## Problem
Within the records that follow, find every line containing the string "Project". Copy those lines.

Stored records
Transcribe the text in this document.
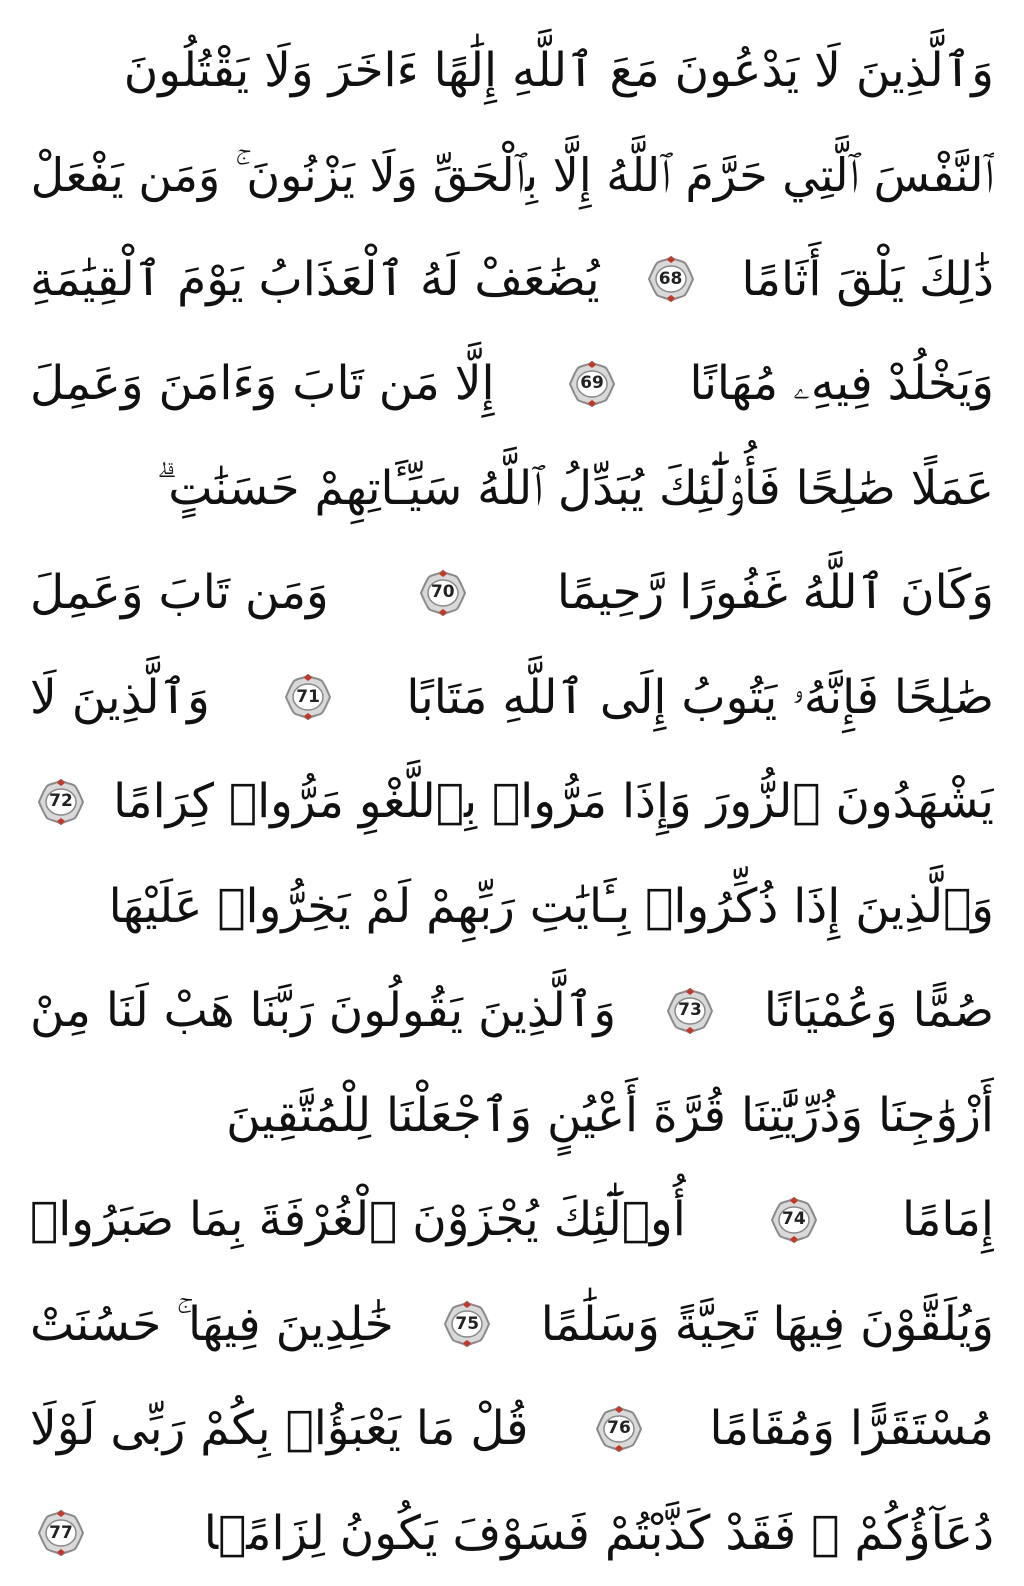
وَٱلَّذِينَ لَا يَدْعُونَ مَعَ ٱللَّهِ إِلَٰهًا ءَاخَرَ وَلَا يَقْتُلُونَ
ٱلنَّفْسَ ٱلَّتِي حَرَّمَ ٱللَّهُ إِلَّا بِٱلْحَقِّ وَلَا يَزْنُونَ ۚ وَمَن يَفْعَلْ
ذَٰلِكَ يَلْقَ أَثَامًا
68
يُضَٰعَفْ لَهُ ٱلْعَذَابُ يَوْمَ ٱلْقِيَٰمَةِ
وَيَخْلُدْ فِيهِۦ مُهَانًا
69
إِلَّا مَن تَابَ وَءَامَنَ وَعَمِلَ
عَمَلًا صَٰلِحًا فَأُو۟لَٰٓئِكَ يُبَدِّلُ ٱللَّهُ سَيِّـَٔاتِهِمْ حَسَنَٰتٍ ۗ
وَكَانَ ٱللَّهُ غَفُورًا رَّحِيمًا
70
وَمَن تَابَ وَعَمِلَ
صَٰلِحًا فَإِنَّهُۥ يَتُوبُ إِلَى ٱللَّهِ مَتَابًا
71
وَٱلَّذِينَ لَا
يَشْهَدُونَ ٱلزُّورَ وَإِذَا مَرُّوا۟ بِٱللَّغْوِ مَرُّوا۟ كِرَامًا
72
وَٱلَّذِينَ إِذَا ذُكِّرُوا۟ بِـَٔايَٰتِ رَبِّهِمْ لَمْ يَخِرُّوا۟ عَلَيْهَا
صُمًّا وَعُمْيَانًا
73
وَٱلَّذِينَ يَقُولُونَ رَبَّنَا هَبْ لَنَا مِنْ
أَزْوَٰجِنَا وَذُرِّيَّٰتِنَا قُرَّةَ أَعْيُنٍ وَٱجْعَلْنَا لِلْمُتَّقِينَ
إِمَامًا
74
أُو۟لَٰٓئِكَ يُجْزَوْنَ ٱلْغُرْفَةَ بِمَا صَبَرُوا۟
وَيُلَقَّوْنَ فِيهَا تَحِيَّةً وَسَلَٰمًا
75
خَٰلِدِينَ فِيهَا ۚ حَسُنَتْ
مُسْتَقَرًّا وَمُقَامًا
76
قُلْ مَا يَعْبَؤُا۟ بِكُمْ رَبِّى لَوْلَا
دُعَآؤُكُمْ ۖ فَقَدْ كَذَّبْتُمْ فَسَوْفَ يَكُونُ لِزَامًۢا
77
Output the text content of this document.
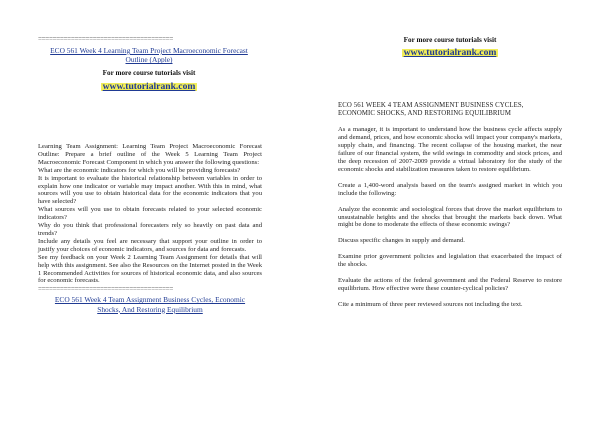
=====================================
ECO 561 Week 4 Learning Team Project Macroeconomic Forecast Outline (Apple)
For more course tutorials visit
www.tutorialrank.com

Learning Team Assignment: Learning Team Project Macroeconomic Forecast Outline: Prepare a brief outline of the Week 5 Learning Team Project Macroeconomic Forecast Component in which you answer the following questions:

What are the economic indicators for which you will be providing forecasts?

It is important to evaluate the historical relationship between variables in order to explain how one indicator or variable may impact another. With this in mind, what sources will you use to obtain historical data for the economic indicators that you have selected?

What sources will you use to obtain forecasts related to your selected economic indicators?

Why do you think that professional forecasters rely so heavily on past data and trends?

Include any details you feel are necessary that support your outline in order to justify your choices of economic indicators, and sources for data and forecasts.

See my feedback on your Week 2 Learning Team Assignment for details that will help with this assignment. See also the Resources on the Internet posted in the Week 1 Recommended Activities for sources of historical economic data, and also sources for economic forecasts.

=====================================
ECO 561 Week 4 Team Assignment Business Cycles, Economic Shocks, And Restoring Equilibrium
For more course tutorials visit
www.tutorialrank.com
ECO 561 WEEK 4 TEAM ASSIGNMENT BUSINESS CYCLES, ECONOMIC SHOCKS, AND RESTORING EQUILIBRIUM

As a manager, it is important to understand how the business cycle affects supply and demand, prices, and how economic shocks will impact your company's markets, supply chain, and financing. The recent collapse of the housing market, the near failure of our financial system, the wild swings in commodity and stock prices, and the deep recession of 2007-2009 provide a virtual laboratory for the study of the economic shocks and stabilization measures taken to restore equilibrium.

Create a 1,400-word analysis based on the team's assigned market in which you include the following:

Analyze the economic and sociological forces that drove the market equilibrium to unsustainable heights and the shocks that brought the markets back down. What might be done to moderate the effects of these economic swings?

Discuss specific changes in supply and demand.

Examine prior government policies and legislation that exacerbated the impact of the shocks.

Evaluate the actions of the federal government and the Federal Reserve to restore equilibrium. How effective were these counter-cyclical policies?

Cite a minimum of three peer reviewed sources not including the text.
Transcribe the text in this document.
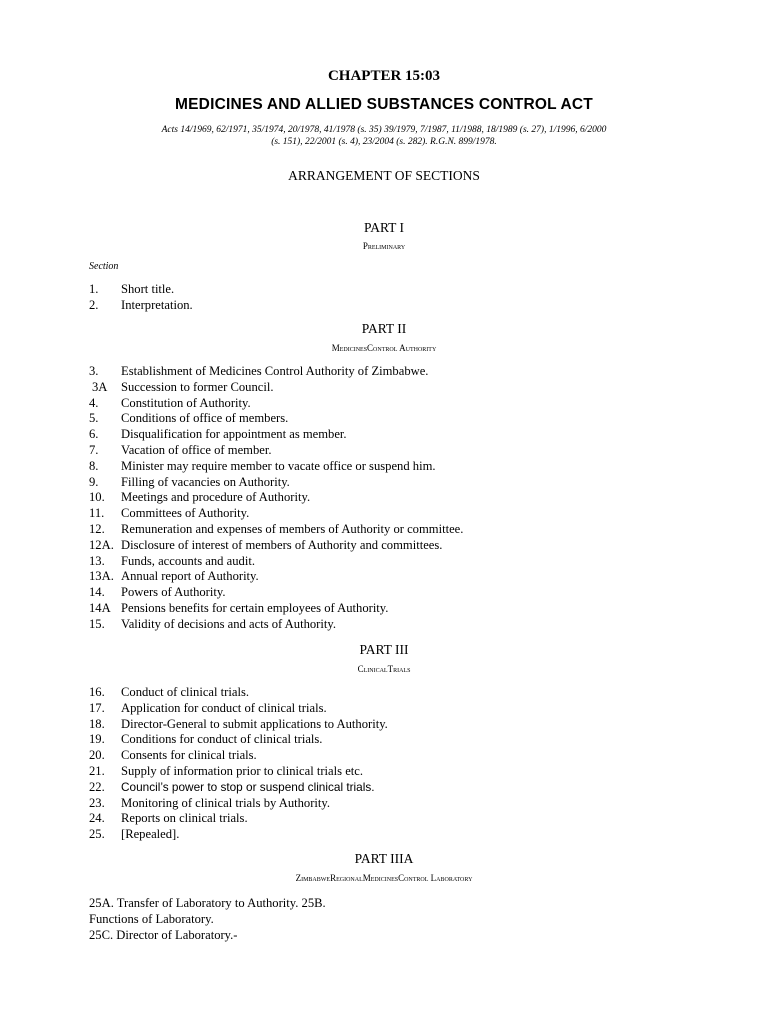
CHAPTER 15:03
MEDICINES AND ALLIED SUBSTANCES CONTROL ACT
Acts 14/1969, 62/1971, 35/1974, 20/1978, 41/1978 (s. 35) 39/1979, 7/1987, 11/1988, 18/1989 (s. 27), 1/1996, 6/2000
(s. 151), 22/2001 (s. 4), 23/2004 (s. 282). R.G.N. 899/1978.
ARRANGEMENT OF SECTIONS
PART I
Preliminary
Section
1. Short title.
2. Interpretation.
PART II
MedicinesControl Authority
3. Establishment of Medicines Control Authority of Zimbabwe.
3A Succession to former Council.
4. Constitution of Authority.
5. Conditions of office of members.
6. Disqualification for appointment as member.
7. Vacation of office of member.
8. Minister may require member to vacate office or suspend him.
9. Filling of vacancies on Authority.
10. Meetings and procedure of Authority.
11. Committees of Authority.
12. Remuneration and expenses of members of Authority or committee.
12A. Disclosure of interest of members of Authority and committees.
13. Funds, accounts and audit.
13A. Annual report of Authority.
14. Powers of Authority.
14A Pensions benefits for certain employees of Authority.
15. Validity of decisions and acts of Authority.
PART III
ClinicalTrials
16. Conduct of clinical trials.
17. Application for conduct of clinical trials.
18. Director-General to submit applications to Authority.
19. Conditions for conduct of clinical trials.
20. Consents for clinical trials.
21. Supply of information prior to clinical trials etc.
22. Council’s power to stop or suspend clinical trials.
23. Monitoring of clinical trials by Authority.
24. Reports on clinical trials.
25. [Repealed].
PART IIIA
ZimbabweRegionalMedicinesControl Laboratory
25A. Transfer of Laboratory to Authority. 25B.
Functions of Laboratory.
25C. Director of Laboratory.-
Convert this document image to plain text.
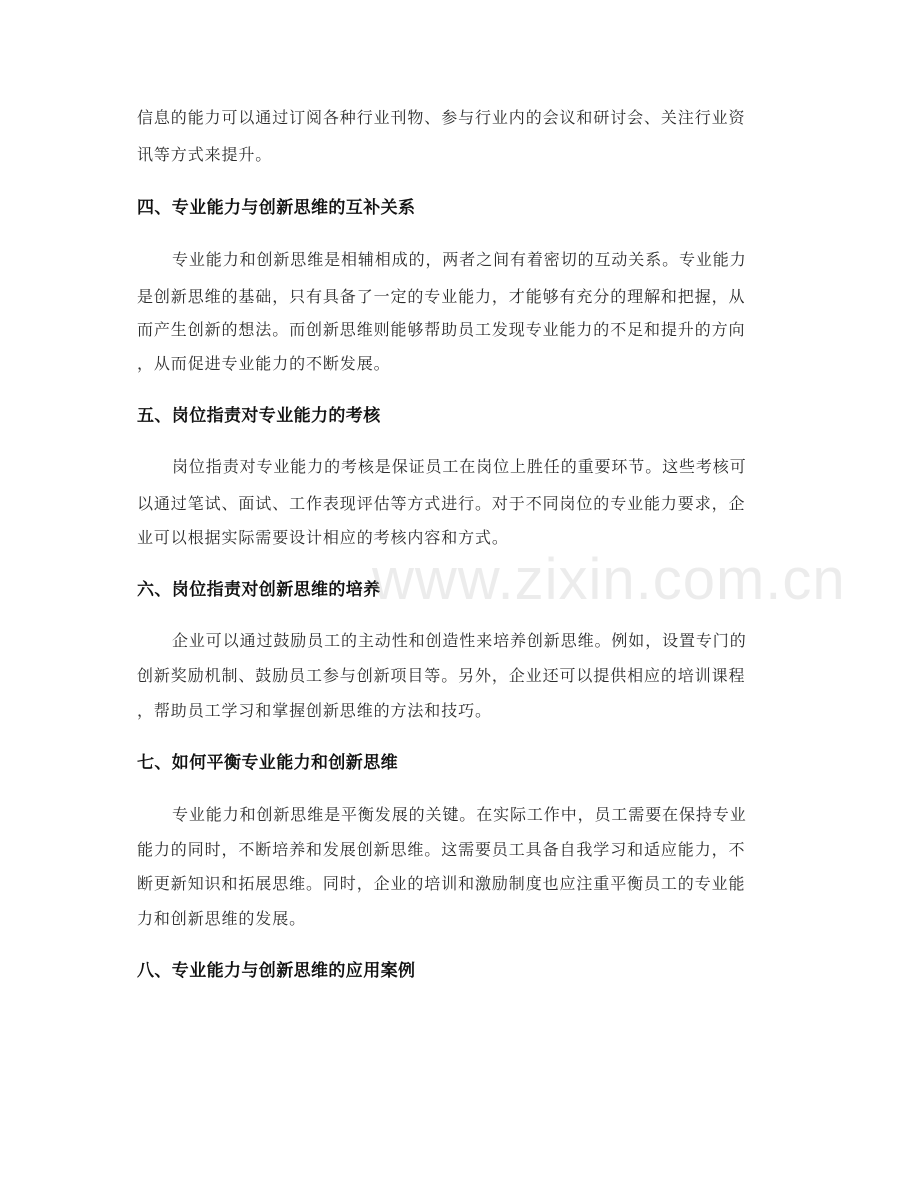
信息的能力可以通过订阅各种行业刊物、参与行业内的会议和研讨会、关注行业资
讯等方式来提升。
四、专业能力与创新思维的互补关系
专业能力和创新思维是相辅相成的，两者之间有着密切的互动关系。专业能力
是创新思维的基础，只有具备了一定的专业能力，才能够有充分的理解和把握，从
而产生创新的想法。而创新思维则能够帮助员工发现专业能力的不足和提升的方向
，从而促进专业能力的不断发展。
五、岗位指责对专业能力的考核
岗位指责对专业能力的考核是保证员工在岗位上胜任的重要环节。这些考核可
以通过笔试、面试、工作表现评估等方式进行。对于不同岗位的专业能力要求，企
业可以根据实际需要设计相应的考核内容和方式。
六、岗位指责对创新思维的培养
企业可以通过鼓励员工的主动性和创造性来培养创新思维。例如，设置专门的
创新奖励机制、鼓励员工参与创新项目等。另外，企业还可以提供相应的培训课程
，帮助员工学习和掌握创新思维的方法和技巧。
七、如何平衡专业能力和创新思维
专业能力和创新思维是平衡发展的关键。在实际工作中，员工需要在保持专业
能力的同时，不断培养和发展创新思维。这需要员工具备自我学习和适应能力，不
断更新知识和拓展思维。同时，企业的培训和激励制度也应注重平衡员工的专业能
力和创新思维的发展。
八、专业能力与创新思维的应用案例
www.zixin.com.cn
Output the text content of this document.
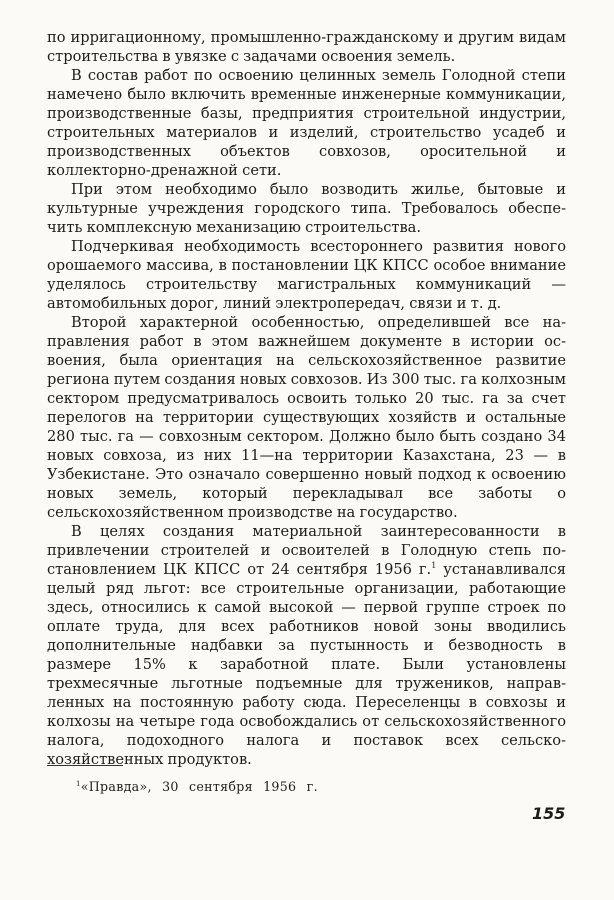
по ирригационному, промышленно-гражданскому и другим видам строительства в увязке с задачами освоения земель.

В состав работ по освоению целинных земель Голодной степи намечено было включить временные инженерные коммуникации, производственные базы, предприятия строительной индустрии, строительных материалов и изделий, строительство усадеб и производственных объектов совхозов, оросительной и коллекторно-дренажной сети.

При этом необходимо было возводить жилье, бытовые и культурные учреждения городского типа. Требовалось обеспечить комплексную механизацию строительства.

Подчеркивая необходимость всестороннего развития нового орошаемого массива, в постановлении ЦК КПСС особое внимание уделялось строительству магистральных коммуникаций — автомобильных дорог, линий электропередач, связи и т. д.

Второй характерной особенностью, определившей все направления работ в этом важнейшем документе в истории освоения, была ориентация на сельскохозяйственное развитие региона путем создания новых совхозов. Из 300 тыс. га колхозным сектором предусматривалось освоить только 20 тыс. га за счет перелогов на территории существующих хозяйств и остальные 280 тыс. га — совхозным сектором. Должно было быть создано 34 новых совхоза, из них 11—на территории Казахстана, 23 — в Узбекистане. Это означало совершенно новый подход к освоению новых земель, который перекладывал все заботы о сельскохозяйственном производстве на государство.

В целях создания материальной заинтересованности в привлечении строителей и освоителей в Голодную степь постановлением ЦК КПСС от 24 сентября 1956 г.$^1$ устанавливался целый ряд льгот: все строительные организации, работающие здесь, относились к самой высокой — первой группе строек по оплате труда, для всех работников новой зоны вводились дополнительные надбавки за пустынность и безводность в размере 15% к заработной плате. Были установлены трехмесячные льготные подъемные для тружеников, направленных на постоянную работу сюда. Переселенцы в совхозы и колхозы на четыре года освобождались от сельскохозяйственного налога, подоходного налога и поставок всех сельскохозяйственных продуктов.

$^1$«Правда», 30 сентября 1956 г.
155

## The output
ECO 561 Week 4 Learning Team Project Macroeconomic Forecast Outline (Apple)
Learning Team Assignment: Learning Team Project Macroeconomic Forecast Outline: Prepare a brief outline of the Week 5 Learning Team Project Macroeconomic Forecast Component in which you answer the following questions:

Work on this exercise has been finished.